- Supplied data
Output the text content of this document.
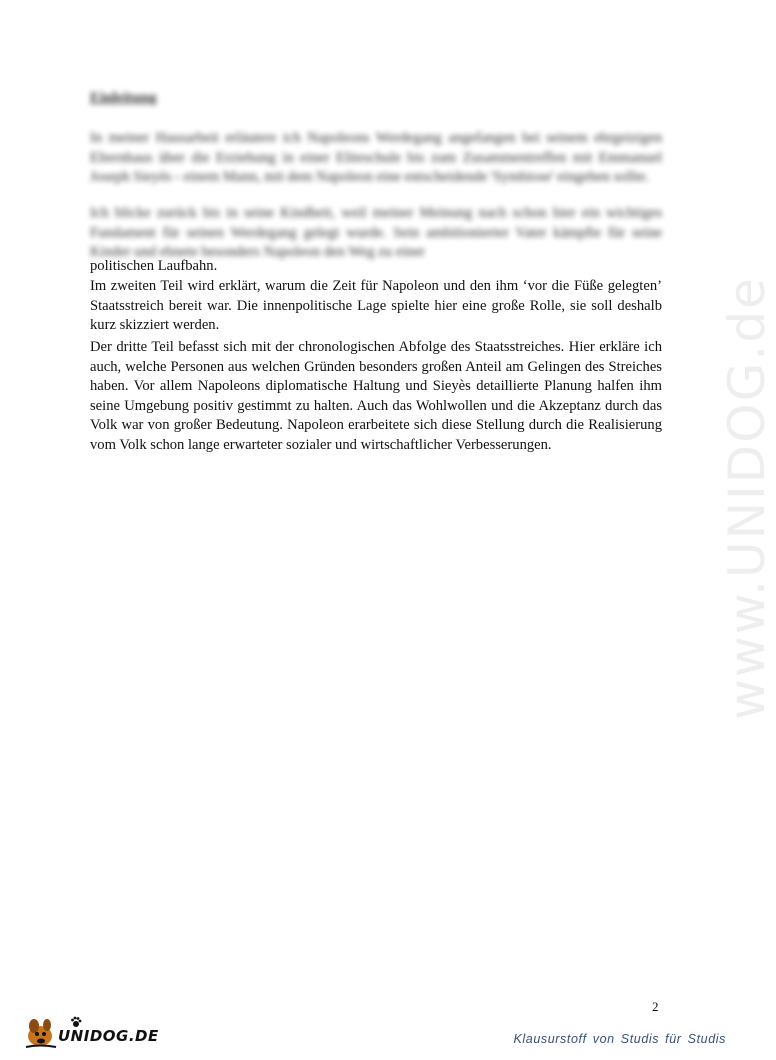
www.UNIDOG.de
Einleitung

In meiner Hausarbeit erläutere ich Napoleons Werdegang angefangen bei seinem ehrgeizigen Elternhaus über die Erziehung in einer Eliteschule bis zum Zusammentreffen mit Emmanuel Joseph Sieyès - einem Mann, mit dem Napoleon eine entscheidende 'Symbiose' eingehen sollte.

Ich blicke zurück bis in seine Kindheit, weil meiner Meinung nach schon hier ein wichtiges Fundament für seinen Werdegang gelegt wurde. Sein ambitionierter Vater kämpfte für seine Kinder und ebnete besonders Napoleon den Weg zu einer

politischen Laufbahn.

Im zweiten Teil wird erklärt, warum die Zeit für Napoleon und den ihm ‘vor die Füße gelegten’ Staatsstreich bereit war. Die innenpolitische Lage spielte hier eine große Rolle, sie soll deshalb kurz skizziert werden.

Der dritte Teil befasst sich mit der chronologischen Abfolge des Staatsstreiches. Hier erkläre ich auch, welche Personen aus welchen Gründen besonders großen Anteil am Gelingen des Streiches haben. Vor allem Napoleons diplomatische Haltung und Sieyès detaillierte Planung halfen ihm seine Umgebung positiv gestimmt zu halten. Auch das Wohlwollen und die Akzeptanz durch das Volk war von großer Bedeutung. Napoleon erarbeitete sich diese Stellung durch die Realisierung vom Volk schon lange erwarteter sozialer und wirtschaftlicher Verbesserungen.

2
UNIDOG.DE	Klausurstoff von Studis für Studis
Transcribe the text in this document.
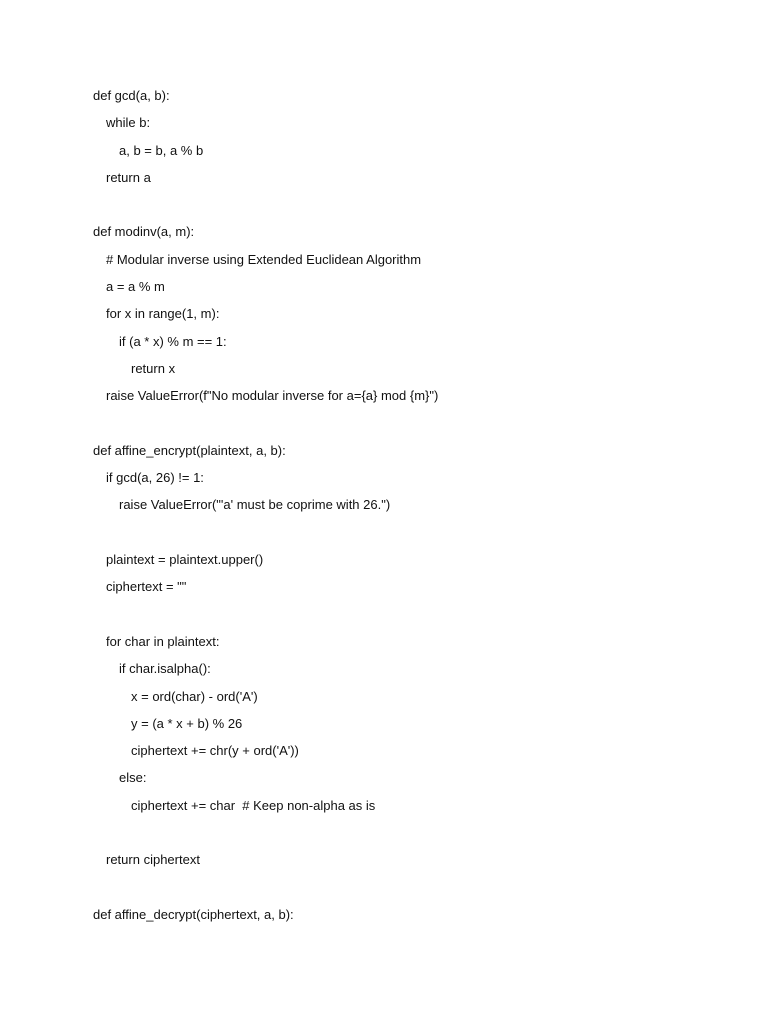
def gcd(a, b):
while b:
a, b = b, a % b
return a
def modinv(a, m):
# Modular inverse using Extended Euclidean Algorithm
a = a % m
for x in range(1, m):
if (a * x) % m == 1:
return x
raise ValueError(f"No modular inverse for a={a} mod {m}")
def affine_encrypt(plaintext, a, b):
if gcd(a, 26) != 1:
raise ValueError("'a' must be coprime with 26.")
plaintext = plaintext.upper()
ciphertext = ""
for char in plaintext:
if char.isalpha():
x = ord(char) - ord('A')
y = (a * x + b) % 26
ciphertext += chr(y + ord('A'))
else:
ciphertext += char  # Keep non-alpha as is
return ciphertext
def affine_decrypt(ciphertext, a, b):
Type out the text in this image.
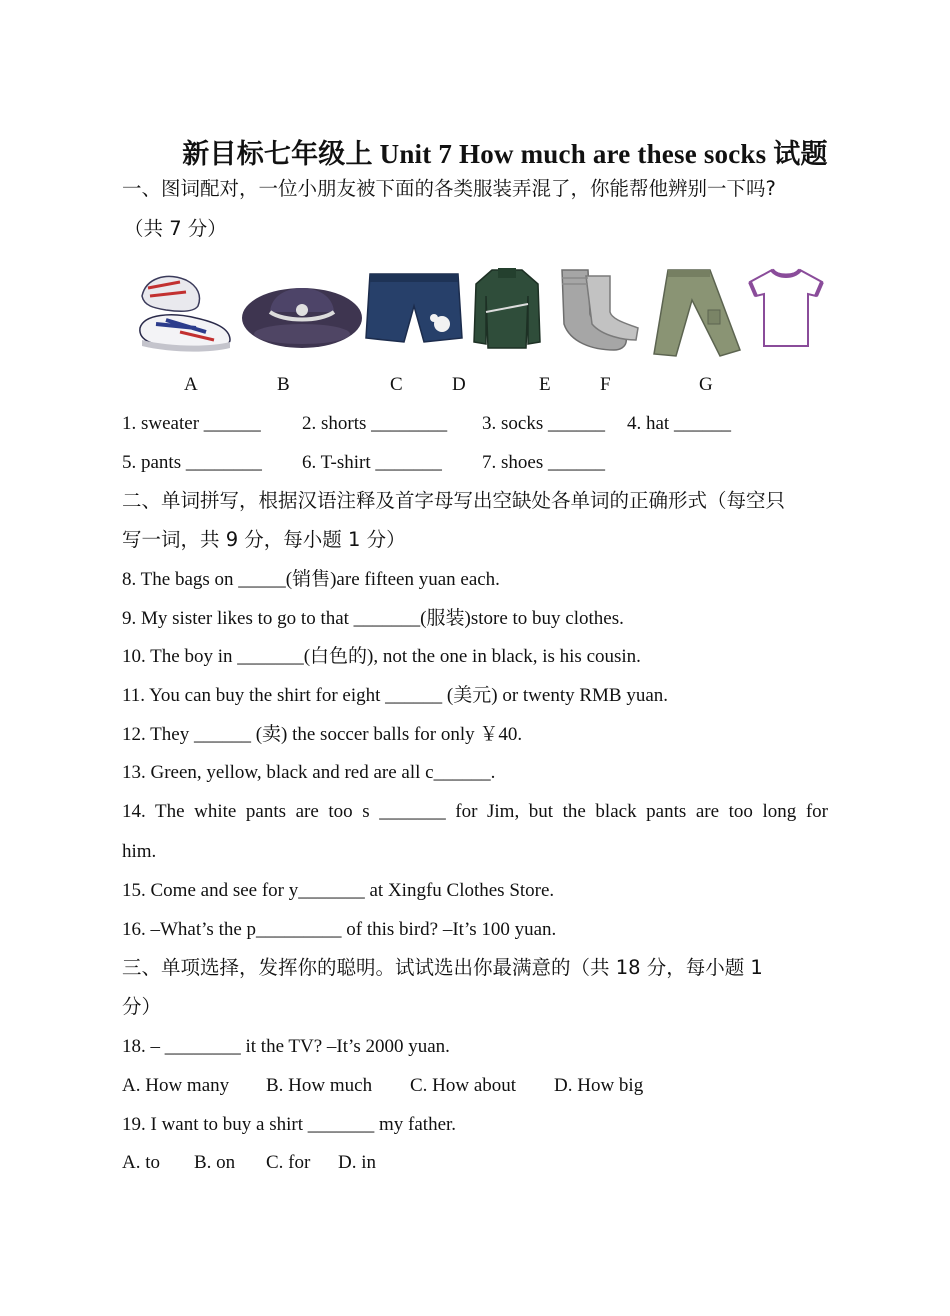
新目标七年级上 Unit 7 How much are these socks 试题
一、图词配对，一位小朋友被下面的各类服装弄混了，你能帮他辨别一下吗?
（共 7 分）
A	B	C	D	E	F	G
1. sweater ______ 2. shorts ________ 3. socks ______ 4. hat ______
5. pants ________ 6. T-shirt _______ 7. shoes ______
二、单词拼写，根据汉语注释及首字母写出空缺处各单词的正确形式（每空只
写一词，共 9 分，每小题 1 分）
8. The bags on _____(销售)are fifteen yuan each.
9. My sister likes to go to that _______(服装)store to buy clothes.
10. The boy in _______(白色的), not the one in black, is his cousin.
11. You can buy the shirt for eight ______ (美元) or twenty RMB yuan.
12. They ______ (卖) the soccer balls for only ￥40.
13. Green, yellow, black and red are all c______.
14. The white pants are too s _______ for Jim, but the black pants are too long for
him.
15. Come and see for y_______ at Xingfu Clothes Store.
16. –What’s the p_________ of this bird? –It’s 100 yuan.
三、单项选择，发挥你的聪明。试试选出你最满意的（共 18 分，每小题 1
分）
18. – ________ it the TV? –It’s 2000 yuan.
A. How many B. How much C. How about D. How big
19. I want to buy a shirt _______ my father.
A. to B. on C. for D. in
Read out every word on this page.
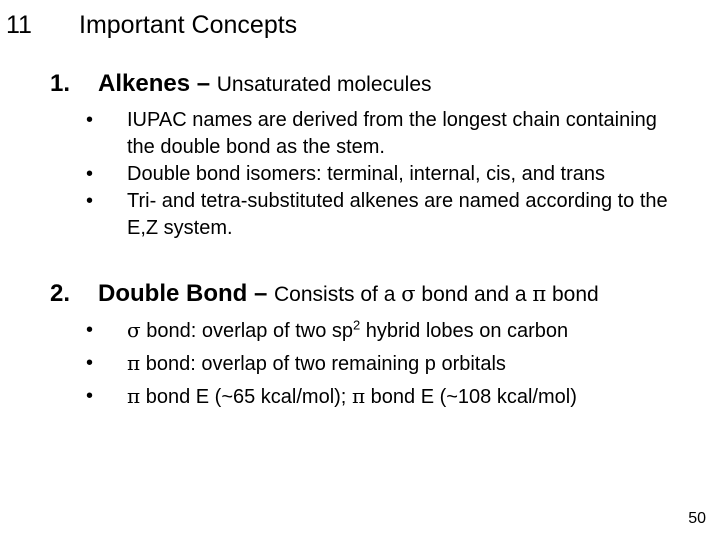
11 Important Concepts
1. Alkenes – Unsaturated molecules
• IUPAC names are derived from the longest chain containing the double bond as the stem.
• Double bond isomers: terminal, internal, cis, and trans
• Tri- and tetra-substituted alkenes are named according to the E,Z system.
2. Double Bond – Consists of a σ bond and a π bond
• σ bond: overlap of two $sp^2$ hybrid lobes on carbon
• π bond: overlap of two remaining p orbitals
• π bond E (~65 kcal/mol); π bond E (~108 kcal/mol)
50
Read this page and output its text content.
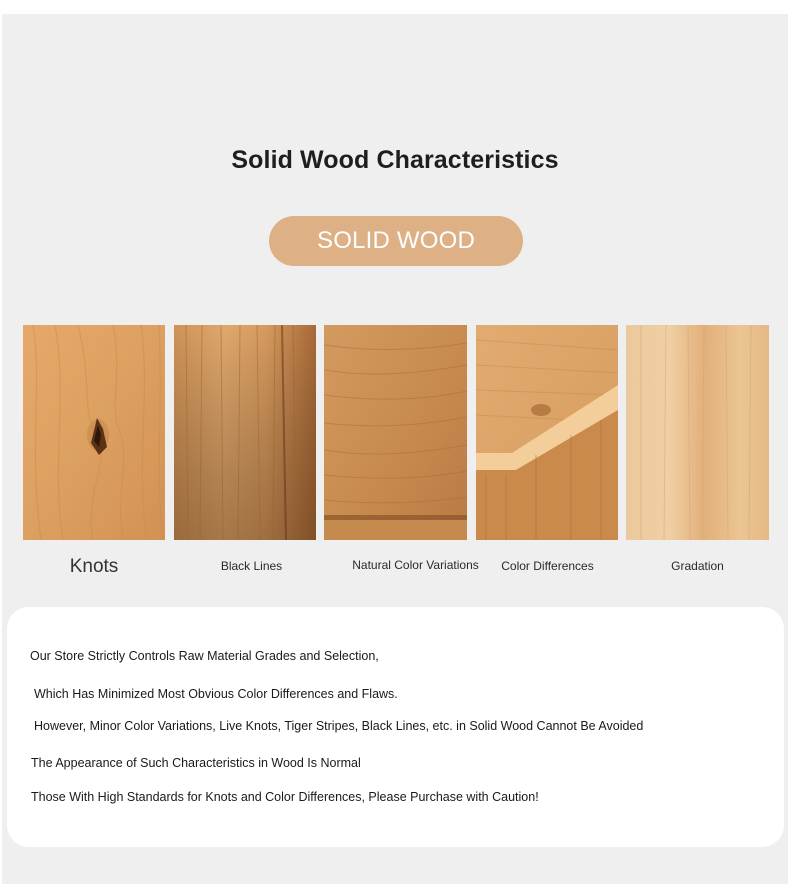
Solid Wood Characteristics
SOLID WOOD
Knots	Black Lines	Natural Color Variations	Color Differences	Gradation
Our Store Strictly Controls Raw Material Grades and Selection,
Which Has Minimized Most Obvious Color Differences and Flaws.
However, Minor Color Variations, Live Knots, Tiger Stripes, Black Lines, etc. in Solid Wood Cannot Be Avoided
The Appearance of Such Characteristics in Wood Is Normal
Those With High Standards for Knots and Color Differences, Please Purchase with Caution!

- Exercise goal
Repeat the records above exactly, leaving out the pictures.

- Solution for this task
Output the text content of this document.
www.UNIDOG.de
Einleitung

In meiner Hausarbeit erläutere ich Napoleons Werdegang angefangen bei seinem ehrgeizigen Elternhaus über die Erziehung in einer Eliteschule bis zum Zusammentreffen mit Emmanuel Joseph Sieyès - einem Mann, mit dem Napoleon eine entscheidende 'Symbiose' eingehen sollte.

Ich blicke zurück bis in seine Kindheit, weil meiner Meinung nach schon hier ein wichtiges Fundament für seinen Werdegang gelegt wurde. Sein ambitionierter Vater kämpfte für seine Kinder und ebnete besonders Napoleon den Weg zu einer

politischen Laufbahn.

Im zweiten Teil wird erklärt, warum die Zeit für Napoleon und den ihm ‘vor die Füße gelegten’ Staatsstreich bereit war. Die innenpolitische Lage spielte hier eine große Rolle, sie soll deshalb kurz skizziert werden.

Der dritte Teil befasst sich mit der chronologischen Abfolge des Staatsstreiches. Hier erkläre ich auch, welche Personen aus welchen Gründen besonders großen Anteil am Gelingen des Streiches haben. Vor allem Napoleons diplomatische Haltung und Sieyès detaillierte Planung halfen ihm seine Umgebung positiv gestimmt zu halten. Auch das Wohlwollen und die Akzeptanz durch das Volk war von großer Bedeutung. Napoleon erarbeitete sich diese Stellung durch die Realisierung vom Volk schon lange erwarteter sozialer und wirtschaftlicher Verbesserungen.

2
UNIDOG.DE	Klausurstoff von Studis für Studis
Transcribe the text in this document.
def gcd(a, b):
while b:
a, b = b, a % b
return a
def modinv(a, m):
# Modular inverse using Extended Euclidean Algorithm
a = a % m
for x in range(1, m):
if (a * x) % m == 1:
return x
raise ValueError(f"No modular inverse for a={a} mod {m}")
def affine_encrypt(plaintext, a, b):
if gcd(a, 26) != 1:
raise ValueError("'a' must be coprime with 26.")
plaintext = plaintext.upper()
ciphertext = ""
for char in plaintext:
if char.isalpha():
x = ord(char) - ord('A')
y = (a * x + b) % 26
ciphertext += chr(y + ord('A'))
else:
ciphertext += char  # Keep non-alpha as is
return ciphertext
def affine_decrypt(ciphertext, a, b):
Type out the text in this image.
新目标七年级上 Unit 7 How much are these socks 试题
一、图词配对，一位小朋友被下面的各类服装弄混了，你能帮他辨别一下吗?
（共 7 分）
A	B	C	D	E	F	G
1. sweater ______ 2. shorts ________ 3. socks ______ 4. hat ______
5. pants ________ 6. T-shirt _______ 7. shoes ______
二、单词拼写，根据汉语注释及首字母写出空缺处各单词的正确形式（每空只
写一词，共 9 分，每小题 1 分）
8. The bags on _____(销售)are fifteen yuan each.
9. My sister likes to go to that _______(服装)store to buy clothes.
10. The boy in _______(白色的), not the one in black, is his cousin.
11. You can buy the shirt for eight ______ (美元) or twenty RMB yuan.
12. They ______ (卖) the soccer balls for only ￥40.
13. Green, yellow, black and red are all c______.
14. The white pants are too s _______ for Jim, but the black pants are too long for
him.
15. Come and see for y_______ at Xingfu Clothes Store.
16. –What’s the p_________ of this bird? –It’s 100 yuan.
三、单项选择，发挥你的聪明。试试选出你最满意的（共 18 分，每小题 1
分）
18. – ________ it the TV? –It’s 2000 yuan.
A. How many B. How much C. How about D. How big
19. I want to buy a shirt _______ my father.
A. to B. on C. for D. in
Read out every word on this page.
11 Important Concepts
1. Alkenes – Unsaturated molecules
• IUPAC names are derived from the longest chain containing the double bond as the stem.
• Double bond isomers: terminal, internal, cis, and trans
• Tri- and tetra-substituted alkenes are named according to the E,Z system.
2. Double Bond – Consists of a σ bond and a π bond
• σ bond: overlap of two $sp^2$ hybrid lobes on carbon
• π bond: overlap of two remaining p orbitals
• π bond E (~65 kcal/mol); π bond E (~108 kcal/mol)
50
Read this page and output its text content.
Solid Wood Characteristics
SOLID WOOD
Knots	Black Lines	Natural Color Variations	Color Differences	Gradation
Our Store Strictly Controls Raw Material Grades and Selection,
Which Has Minimized Most Obvious Color Differences and Flaws.
However, Minor Color Variations, Live Knots, Tiger Stripes, Black Lines, etc. in Solid Wood Cannot Be Avoided
The Appearance of Such Characteristics in Wood Is Normal
Those With High Standards for Knots and Color Differences, Please Purchase with Caution!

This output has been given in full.